▶ Data tied to figure images
######

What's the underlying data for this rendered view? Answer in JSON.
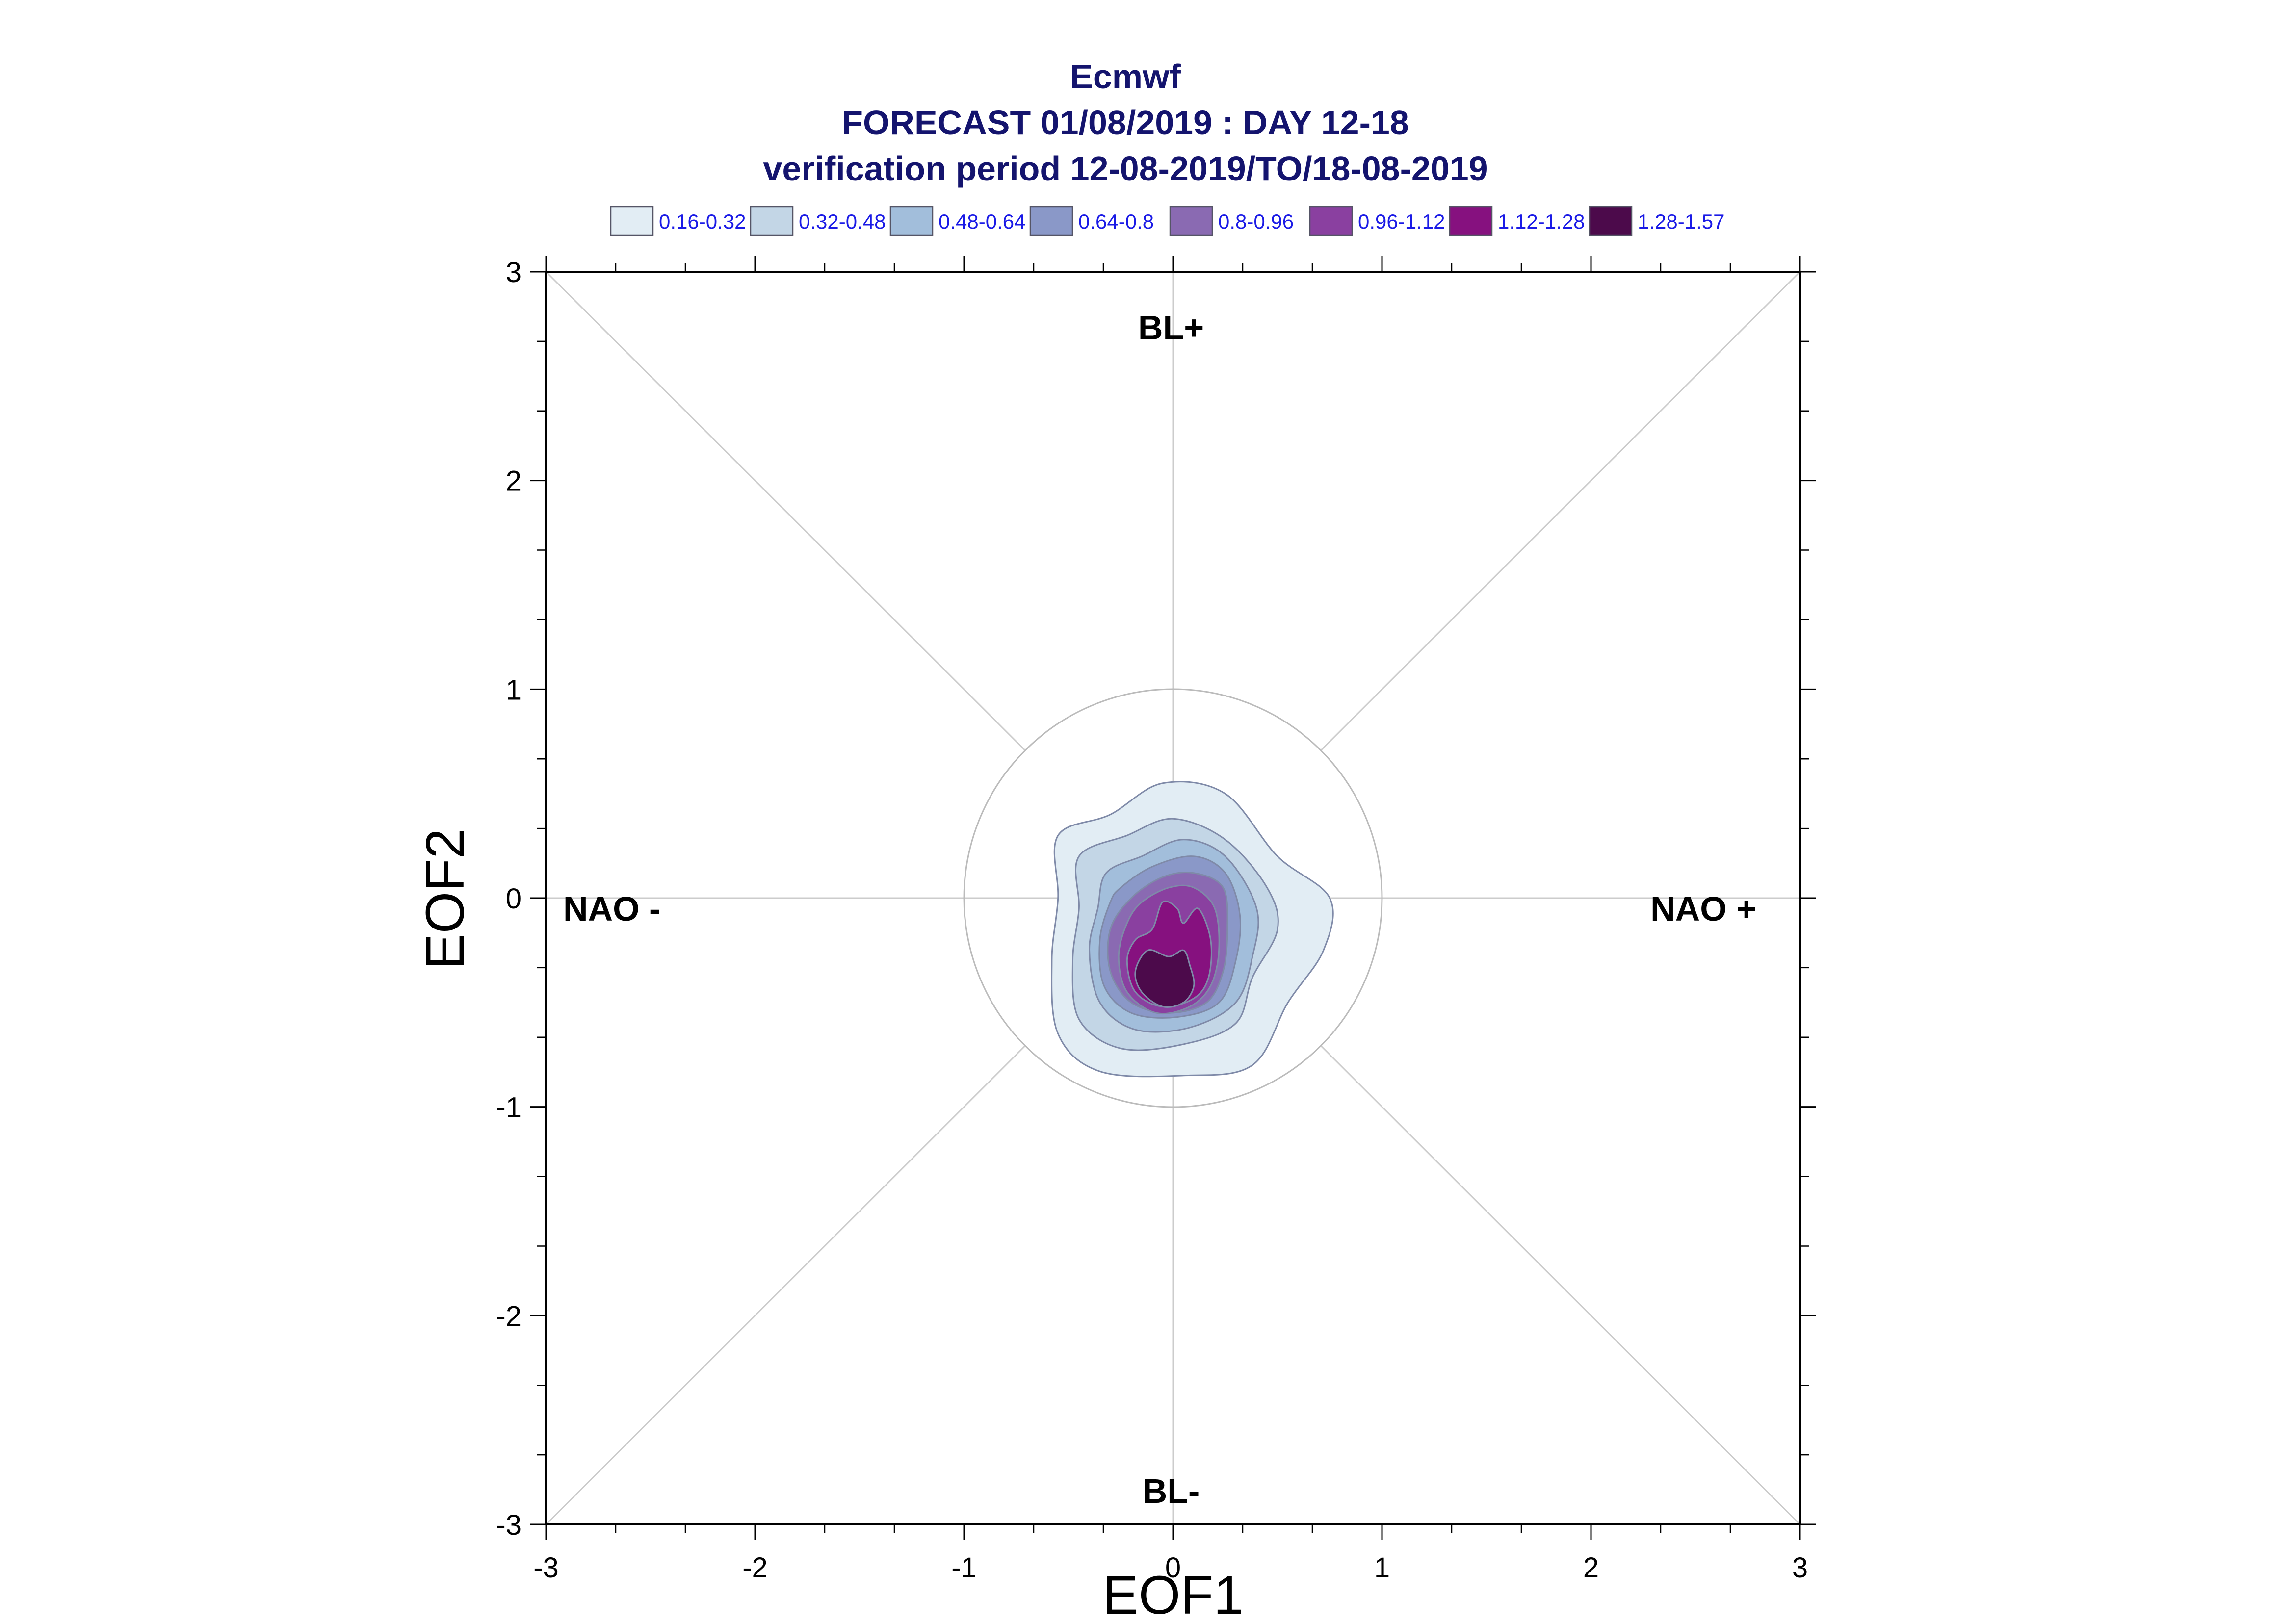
{
  "titles": {
    "line1": "Ecmwf",
    "line2": "FORECAST 01/08/2019 : DAY 12-18",
    "line3": "verification period 12-08-2019/TO/18-08-2019"
  },
  "regime_labels": {
    "top": "BL+",
    "bottom": "BL-",
    "left": "NAO -",
    "right": "NAO +"
  },
  "chart_data": {
    "type": "contour",
    "xlabel": "EOF1",
    "ylabel": "EOF2",
    "xlim": [
      -3,
      3
    ],
    "ylim": [
      -3,
      3
    ],
    "xticks": [
      "-3",
      "-2",
      "-1",
      "0",
      "1",
      "2",
      "3"
    ],
    "yticks": [
      "-3",
      "-2",
      "-1",
      "0",
      "1",
      "2",
      "3"
    ],
    "reference_circle_radius": 1,
    "legend": [
      {
        "label": "0.16-0.32",
        "color": "#e2edf4"
      },
      {
        "label": "0.32-0.48",
        "color": "#c3d6e6"
      },
      {
        "label": "0.48-0.64",
        "color": "#a2bedb"
      },
      {
        "label": "0.64-0.8",
        "color": "#8a98c8"
      },
      {
        "label": "0.8-0.96",
        "color": "#8a6ab2"
      },
      {
        "label": "0.96-1.12",
        "color": "#8a40a0"
      },
      {
        "label": "1.12-1.28",
        "color": "#86117f"
      },
      {
        "label": "1.28-1.57",
        "color": "#4c0a4b"
      }
    ],
    "contour_levels": [
      {
        "level": "0.16-0.32",
        "color": "#e2edf4",
        "points": [
          [
            -0.55,
            0.3
          ],
          [
            -0.3,
            0.4
          ],
          [
            -0.05,
            0.55
          ],
          [
            0.25,
            0.5
          ],
          [
            0.5,
            0.2
          ],
          [
            0.75,
            0.0
          ],
          [
            0.72,
            -0.25
          ],
          [
            0.55,
            -0.5
          ],
          [
            0.38,
            -0.8
          ],
          [
            0.05,
            -0.85
          ],
          [
            -0.35,
            -0.83
          ],
          [
            -0.55,
            -0.65
          ],
          [
            -0.58,
            -0.3
          ],
          [
            -0.55,
            0.0
          ]
        ]
      },
      {
        "level": "0.32-0.48",
        "color": "#c3d6e6",
        "points": [
          [
            -0.45,
            0.2
          ],
          [
            -0.22,
            0.3
          ],
          [
            0.0,
            0.38
          ],
          [
            0.25,
            0.28
          ],
          [
            0.45,
            0.05
          ],
          [
            0.5,
            -0.15
          ],
          [
            0.38,
            -0.38
          ],
          [
            0.3,
            -0.6
          ],
          [
            0.05,
            -0.7
          ],
          [
            -0.25,
            -0.72
          ],
          [
            -0.45,
            -0.58
          ],
          [
            -0.48,
            -0.3
          ],
          [
            -0.45,
            -0.05
          ]
        ]
      },
      {
        "level": "0.48-0.64",
        "color": "#a2bedb",
        "points": [
          [
            -0.32,
            0.12
          ],
          [
            -0.15,
            0.2
          ],
          [
            0.05,
            0.28
          ],
          [
            0.25,
            0.2
          ],
          [
            0.4,
            -0.05
          ],
          [
            0.38,
            -0.28
          ],
          [
            0.3,
            -0.5
          ],
          [
            0.08,
            -0.62
          ],
          [
            -0.18,
            -0.63
          ],
          [
            -0.35,
            -0.5
          ],
          [
            -0.4,
            -0.25
          ],
          [
            -0.36,
            -0.05
          ]
        ]
      },
      {
        "level": "0.64-0.8",
        "color": "#8a98c8",
        "points": [
          [
            -0.25,
            0.05
          ],
          [
            -0.1,
            0.15
          ],
          [
            0.1,
            0.2
          ],
          [
            0.25,
            0.12
          ],
          [
            0.32,
            -0.08
          ],
          [
            0.3,
            -0.3
          ],
          [
            0.22,
            -0.5
          ],
          [
            0.02,
            -0.57
          ],
          [
            -0.2,
            -0.55
          ],
          [
            -0.33,
            -0.42
          ],
          [
            -0.35,
            -0.2
          ],
          [
            -0.3,
            -0.02
          ]
        ]
      },
      {
        "level": "0.8-0.96",
        "color": "#8a6ab2",
        "points": [
          [
            -0.2,
            0.0
          ],
          [
            -0.05,
            0.1
          ],
          [
            0.1,
            0.12
          ],
          [
            0.24,
            0.05
          ],
          [
            0.26,
            -0.15
          ],
          [
            0.24,
            -0.35
          ],
          [
            0.16,
            -0.5
          ],
          [
            -0.02,
            -0.55
          ],
          [
            -0.2,
            -0.5
          ],
          [
            -0.3,
            -0.35
          ],
          [
            -0.3,
            -0.15
          ]
        ]
      },
      {
        "level": "0.96-1.12",
        "color": "#8a40a0",
        "points": [
          [
            -0.15,
            -0.02
          ],
          [
            -0.02,
            0.05
          ],
          [
            0.1,
            0.05
          ],
          [
            0.2,
            -0.05
          ],
          [
            0.22,
            -0.25
          ],
          [
            0.18,
            -0.42
          ],
          [
            0.08,
            -0.52
          ],
          [
            -0.08,
            -0.55
          ],
          [
            -0.22,
            -0.45
          ],
          [
            -0.26,
            -0.28
          ],
          [
            -0.22,
            -0.12
          ]
        ]
      },
      {
        "level": "1.12-1.28",
        "color": "#86117f",
        "points": [
          [
            -0.05,
            -0.02
          ],
          [
            0.02,
            -0.05
          ],
          [
            0.05,
            -0.12
          ],
          [
            0.12,
            -0.05
          ],
          [
            0.18,
            -0.2
          ],
          [
            0.17,
            -0.38
          ],
          [
            0.1,
            -0.48
          ],
          [
            -0.05,
            -0.52
          ],
          [
            -0.18,
            -0.45
          ],
          [
            -0.22,
            -0.3
          ],
          [
            -0.18,
            -0.2
          ],
          [
            -0.1,
            -0.15
          ]
        ]
      },
      {
        "level": "1.28-1.57",
        "color": "#4c0a4b",
        "points": [
          [
            -0.12,
            -0.25
          ],
          [
            -0.02,
            -0.28
          ],
          [
            0.05,
            -0.25
          ],
          [
            0.08,
            -0.32
          ],
          [
            0.1,
            -0.42
          ],
          [
            0.05,
            -0.5
          ],
          [
            -0.05,
            -0.52
          ],
          [
            -0.15,
            -0.45
          ],
          [
            -0.18,
            -0.35
          ]
        ]
      }
    ]
  }
}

######

▶ What needs to be done
Write out the material above once more, exactly as it reads, with no pictures.

▶ Exercise response
What's the underlying data for this rendered view? Answer in JSON.
{
  "titles": {
    "line1": "Ecmwf",
    "line2": "FORECAST 01/08/2019 : DAY 12-18",
    "line3": "verification period 12-08-2019/TO/18-08-2019"
  },
  "regime_labels": {
    "top": "BL+",
    "bottom": "BL-",
    "left": "NAO -",
    "right": "NAO +"
  },
  "chart_data": {
    "type": "contour",
    "xlabel": "EOF1",
    "ylabel": "EOF2",
    "xlim": [
      -3,
      3
    ],
    "ylim": [
      -3,
      3
    ],
    "xticks": [
      "-3",
      "-2",
      "-1",
      "0",
      "1",
      "2",
      "3"
    ],
    "yticks": [
      "-3",
      "-2",
      "-1",
      "0",
      "1",
      "2",
      "3"
    ],
    "reference_circle_radius": 1,
    "legend": [
      {
        "label": "0.16-0.32",
        "color": "#e2edf4"
      },
      {
        "label": "0.32-0.48",
        "color": "#c3d6e6"
      },
      {
        "label": "0.48-0.64",
        "color": "#a2bedb"
      },
      {
        "label": "0.64-0.8",
        "color": "#8a98c8"
      },
      {
        "label": "0.8-0.96",
        "color": "#8a6ab2"
      },
      {
        "label": "0.96-1.12",
        "color": "#8a40a0"
      },
      {
        "label": "1.12-1.28",
        "color": "#86117f"
      },
      {
        "label": "1.28-1.57",
        "color": "#4c0a4b"
      }
    ],
    "contour_levels": [
      {
        "level": "0.16-0.32",
        "color": "#e2edf4",
        "points": [
          [
            -0.55,
            0.3
          ],
          [
            -0.3,
            0.4
          ],
          [
            -0.05,
            0.55
          ],
          [
            0.25,
            0.5
          ],
          [
            0.5,
            0.2
          ],
          [
            0.75,
            0.0
          ],
          [
            0.72,
            -0.25
          ],
          [
            0.55,
            -0.5
          ],
          [
            0.38,
            -0.8
          ],
          [
            0.05,
            -0.85
          ],
          [
            -0.35,
            -0.83
          ],
          [
            -0.55,
            -0.65
          ],
          [
            -0.58,
            -0.3
          ],
          [
            -0.55,
            0.0
          ]
        ]
      },
      {
        "level": "0.32-0.48",
        "color": "#c3d6e6",
        "points": [
          [
            -0.45,
            0.2
          ],
          [
            -0.22,
            0.3
          ],
          [
            0.0,
            0.38
          ],
          [
            0.25,
            0.28
          ],
          [
            0.45,
            0.05
          ],
          [
            0.5,
            -0.15
          ],
          [
            0.38,
            -0.38
          ],
          [
            0.3,
            -0.6
          ],
          [
            0.05,
            -0.7
          ],
          [
            -0.25,
            -0.72
          ],
          [
            -0.45,
            -0.58
          ],
          [
            -0.48,
            -0.3
          ],
          [
            -0.45,
            -0.05
          ]
        ]
      },
      {
        "level": "0.48-0.64",
        "color": "#a2bedb",
        "points": [
          [
            -0.32,
            0.12
          ],
          [
            -0.15,
            0.2
          ],
          [
            0.05,
            0.28
          ],
          [
            0.25,
            0.2
          ],
          [
            0.4,
            -0.05
          ],
          [
            0.38,
            -0.28
          ],
          [
            0.3,
            -0.5
          ],
          [
            0.08,
            -0.62
          ],
          [
            -0.18,
            -0.63
          ],
          [
            -0.35,
            -0.5
          ],
          [
            -0.4,
            -0.25
          ],
          [
            -0.36,
            -0.05
          ]
        ]
      },
      {
        "level": "0.64-0.8",
        "color": "#8a98c8",
        "points": [
          [
            -0.25,
            0.05
          ],
          [
            -0.1,
            0.15
          ],
          [
            0.1,
            0.2
          ],
          [
            0.25,
            0.12
          ],
          [
            0.32,
            -0.08
          ],
          [
            0.3,
            -0.3
          ],
          [
            0.22,
            -0.5
          ],
          [
            0.02,
            -0.57
          ],
          [
            -0.2,
            -0.55
          ],
          [
            -0.33,
            -0.42
          ],
          [
            -0.35,
            -0.2
          ],
          [
            -0.3,
            -0.02
          ]
        ]
      },
      {
        "level": "0.8-0.96",
        "color": "#8a6ab2",
        "points": [
          [
            -0.2,
            0.0
          ],
          [
            -0.05,
            0.1
          ],
          [
            0.1,
            0.12
          ],
          [
            0.24,
            0.05
          ],
          [
            0.26,
            -0.15
          ],
          [
            0.24,
            -0.35
          ],
          [
            0.16,
            -0.5
          ],
          [
            -0.02,
            -0.55
          ],
          [
            -0.2,
            -0.5
          ],
          [
            -0.3,
            -0.35
          ],
          [
            -0.3,
            -0.15
          ]
        ]
      },
      {
        "level": "0.96-1.12",
        "color": "#8a40a0",
        "points": [
          [
            -0.15,
            -0.02
          ],
          [
            -0.02,
            0.05
          ],
          [
            0.1,
            0.05
          ],
          [
            0.2,
            -0.05
          ],
          [
            0.22,
            -0.25
          ],
          [
            0.18,
            -0.42
          ],
          [
            0.08,
            -0.52
          ],
          [
            -0.08,
            -0.55
          ],
          [
            -0.22,
            -0.45
          ],
          [
            -0.26,
            -0.28
          ],
          [
            -0.22,
            -0.12
          ]
        ]
      },
      {
        "level": "1.12-1.28",
        "color": "#86117f",
        "points": [
          [
            -0.05,
            -0.02
          ],
          [
            0.02,
            -0.05
          ],
          [
            0.05,
            -0.12
          ],
          [
            0.12,
            -0.05
          ],
          [
            0.18,
            -0.2
          ],
          [
            0.17,
            -0.38
          ],
          [
            0.1,
            -0.48
          ],
          [
            -0.05,
            -0.52
          ],
          [
            -0.18,
            -0.45
          ],
          [
            -0.22,
            -0.3
          ],
          [
            -0.18,
            -0.2
          ],
          [
            -0.1,
            -0.15
          ]
        ]
      },
      {
        "level": "1.28-1.57",
        "color": "#4c0a4b",
        "points": [
          [
            -0.12,
            -0.25
          ],
          [
            -0.02,
            -0.28
          ],
          [
            0.05,
            -0.25
          ],
          [
            0.08,
            -0.32
          ],
          [
            0.1,
            -0.42
          ],
          [
            0.05,
            -0.5
          ],
          [
            -0.05,
            -0.52
          ],
          [
            -0.15,
            -0.45
          ],
          [
            -0.18,
            -0.35
          ]
        ]
      }
    ]
  }
}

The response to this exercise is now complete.